Please quote the material exactly, every line of it.

-- start Rows --

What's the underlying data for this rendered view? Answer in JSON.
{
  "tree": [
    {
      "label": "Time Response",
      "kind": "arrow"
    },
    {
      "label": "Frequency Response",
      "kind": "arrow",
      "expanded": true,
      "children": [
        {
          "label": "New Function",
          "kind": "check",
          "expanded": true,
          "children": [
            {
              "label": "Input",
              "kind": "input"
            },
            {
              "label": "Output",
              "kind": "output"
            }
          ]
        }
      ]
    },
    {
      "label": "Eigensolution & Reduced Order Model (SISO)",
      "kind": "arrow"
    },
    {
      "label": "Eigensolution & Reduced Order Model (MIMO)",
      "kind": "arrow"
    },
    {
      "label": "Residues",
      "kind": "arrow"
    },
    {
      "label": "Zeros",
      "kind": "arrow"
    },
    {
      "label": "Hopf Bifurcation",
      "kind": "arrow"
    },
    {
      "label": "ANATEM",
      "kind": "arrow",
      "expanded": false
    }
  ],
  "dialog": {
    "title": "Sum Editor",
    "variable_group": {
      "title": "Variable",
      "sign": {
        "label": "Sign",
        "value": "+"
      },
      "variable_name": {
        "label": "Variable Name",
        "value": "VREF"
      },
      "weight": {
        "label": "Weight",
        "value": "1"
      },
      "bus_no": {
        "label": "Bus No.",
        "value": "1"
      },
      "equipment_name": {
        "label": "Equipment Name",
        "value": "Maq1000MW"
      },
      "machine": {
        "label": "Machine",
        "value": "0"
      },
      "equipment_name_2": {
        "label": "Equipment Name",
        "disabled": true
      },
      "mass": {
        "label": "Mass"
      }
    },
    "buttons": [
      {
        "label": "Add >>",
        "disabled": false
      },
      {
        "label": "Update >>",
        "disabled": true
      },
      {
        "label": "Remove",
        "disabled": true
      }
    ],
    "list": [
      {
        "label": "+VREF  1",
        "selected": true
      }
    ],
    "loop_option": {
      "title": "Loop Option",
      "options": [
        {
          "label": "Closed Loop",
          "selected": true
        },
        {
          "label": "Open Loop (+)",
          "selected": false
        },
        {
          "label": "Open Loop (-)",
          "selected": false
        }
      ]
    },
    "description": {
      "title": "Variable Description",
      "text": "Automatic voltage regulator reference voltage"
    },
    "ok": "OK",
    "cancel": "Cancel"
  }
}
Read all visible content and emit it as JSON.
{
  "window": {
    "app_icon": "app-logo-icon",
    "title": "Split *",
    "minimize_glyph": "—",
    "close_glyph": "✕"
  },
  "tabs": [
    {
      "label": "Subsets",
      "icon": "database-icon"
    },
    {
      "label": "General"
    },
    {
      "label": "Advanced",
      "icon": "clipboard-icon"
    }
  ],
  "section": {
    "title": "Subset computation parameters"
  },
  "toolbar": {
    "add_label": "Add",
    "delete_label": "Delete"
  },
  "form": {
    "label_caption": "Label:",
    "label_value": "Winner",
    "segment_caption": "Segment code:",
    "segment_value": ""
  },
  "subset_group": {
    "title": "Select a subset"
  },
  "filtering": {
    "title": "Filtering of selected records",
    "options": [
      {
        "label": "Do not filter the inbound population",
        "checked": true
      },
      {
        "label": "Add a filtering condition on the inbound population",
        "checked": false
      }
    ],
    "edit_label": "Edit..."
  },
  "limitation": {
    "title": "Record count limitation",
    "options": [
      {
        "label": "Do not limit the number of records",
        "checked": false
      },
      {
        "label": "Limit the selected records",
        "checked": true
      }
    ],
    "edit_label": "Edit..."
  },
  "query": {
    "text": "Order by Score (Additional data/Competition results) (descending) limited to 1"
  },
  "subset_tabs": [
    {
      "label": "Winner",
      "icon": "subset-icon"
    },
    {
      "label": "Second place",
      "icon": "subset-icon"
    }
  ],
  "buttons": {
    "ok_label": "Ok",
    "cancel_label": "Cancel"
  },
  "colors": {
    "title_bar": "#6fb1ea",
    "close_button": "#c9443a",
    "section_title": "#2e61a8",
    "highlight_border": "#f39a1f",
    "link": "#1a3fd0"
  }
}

-- end Rows --

- **Result of this exercise**:
What's the underlying data for this rendered view? Answer in JSON.
{
  "tree": [
    {
      "label": "Time Response",
      "kind": "arrow"
    },
    {
      "label": "Frequency Response",
      "kind": "arrow",
      "expanded": true,
      "children": [
        {
          "label": "New Function",
          "kind": "check",
          "expanded": true,
          "children": [
            {
              "label": "Input",
              "kind": "input"
            },
            {
              "label": "Output",
              "kind": "output"
            }
          ]
        }
      ]
    },
    {
      "label": "Eigensolution & Reduced Order Model (SISO)",
      "kind": "arrow"
    },
    {
      "label": "Eigensolution & Reduced Order Model (MIMO)",
      "kind": "arrow"
    },
    {
      "label": "Residues",
      "kind": "arrow"
    },
    {
      "label": "Zeros",
      "kind": "arrow"
    },
    {
      "label": "Hopf Bifurcation",
      "kind": "arrow"
    },
    {
      "label": "ANATEM",
      "kind": "arrow",
      "expanded": false
    }
  ],
  "dialog": {
    "title": "Sum Editor",
    "variable_group": {
      "title": "Variable",
      "sign": {
        "label": "Sign",
        "value": "+"
      },
      "variable_name": {
        "label": "Variable Name",
        "value": "VREF"
      },
      "weight": {
        "label": "Weight",
        "value": "1"
      },
      "bus_no": {
        "label": "Bus No.",
        "value": "1"
      },
      "equipment_name": {
        "label": "Equipment Name",
        "value": "Maq1000MW"
      },
      "machine": {
        "label": "Machine",
        "value": "0"
      },
      "equipment_name_2": {
        "label": "Equipment Name",
        "disabled": true
      },
      "mass": {
        "label": "Mass"
      }
    },
    "buttons": [
      {
        "label": "Add >>",
        "disabled": false
      },
      {
        "label": "Update >>",
        "disabled": true
      },
      {
        "label": "Remove",
        "disabled": true
      }
    ],
    "list": [
      {
        "label": "+VREF  1",
        "selected": true
      }
    ],
    "loop_option": {
      "title": "Loop Option",
      "options": [
        {
          "label": "Closed Loop",
          "selected": true
        },
        {
          "label": "Open Loop (+)",
          "selected": false
        },
        {
          "label": "Open Loop (-)",
          "selected": false
        }
      ]
    },
    "description": {
      "title": "Variable Description",
      "text": "Automatic voltage regulator reference voltage"
    },
    "ok": "OK",
    "cancel": "Cancel"
  }
}
Read all visible content and emit it as JSON.
{
  "window": {
    "app_icon": "app-logo-icon",
    "title": "Split *",
    "minimize_glyph": "—",
    "close_glyph": "✕"
  },
  "tabs": [
    {
      "label": "Subsets",
      "icon": "database-icon"
    },
    {
      "label": "General"
    },
    {
      "label": "Advanced",
      "icon": "clipboard-icon"
    }
  ],
  "section": {
    "title": "Subset computation parameters"
  },
  "toolbar": {
    "add_label": "Add",
    "delete_label": "Delete"
  },
  "form": {
    "label_caption": "Label:",
    "label_value": "Winner",
    "segment_caption": "Segment code:",
    "segment_value": ""
  },
  "subset_group": {
    "title": "Select a subset"
  },
  "filtering": {
    "title": "Filtering of selected records",
    "options": [
      {
        "label": "Do not filter the inbound population",
        "checked": true
      },
      {
        "label": "Add a filtering condition on the inbound population",
        "checked": false
      }
    ],
    "edit_label": "Edit..."
  },
  "limitation": {
    "title": "Record count limitation",
    "options": [
      {
        "label": "Do not limit the number of records",
        "checked": false
      },
      {
        "label": "Limit the selected records",
        "checked": true
      }
    ],
    "edit_label": "Edit..."
  },
  "query": {
    "text": "Order by Score (Additional data/Competition results) (descending) limited to 1"
  },
  "subset_tabs": [
    {
      "label": "Winner",
      "icon": "subset-icon"
    },
    {
      "label": "Second place",
      "icon": "subset-icon"
    }
  ],
  "buttons": {
    "ok_label": "Ok",
    "cancel_label": "Cancel"
  },
  "colors": {
    "title_bar": "#6fb1ea",
    "close_button": "#c9443a",
    "section_title": "#2e61a8",
    "highlight_border": "#f39a1f",
    "link": "#1a3fd0"
  }
}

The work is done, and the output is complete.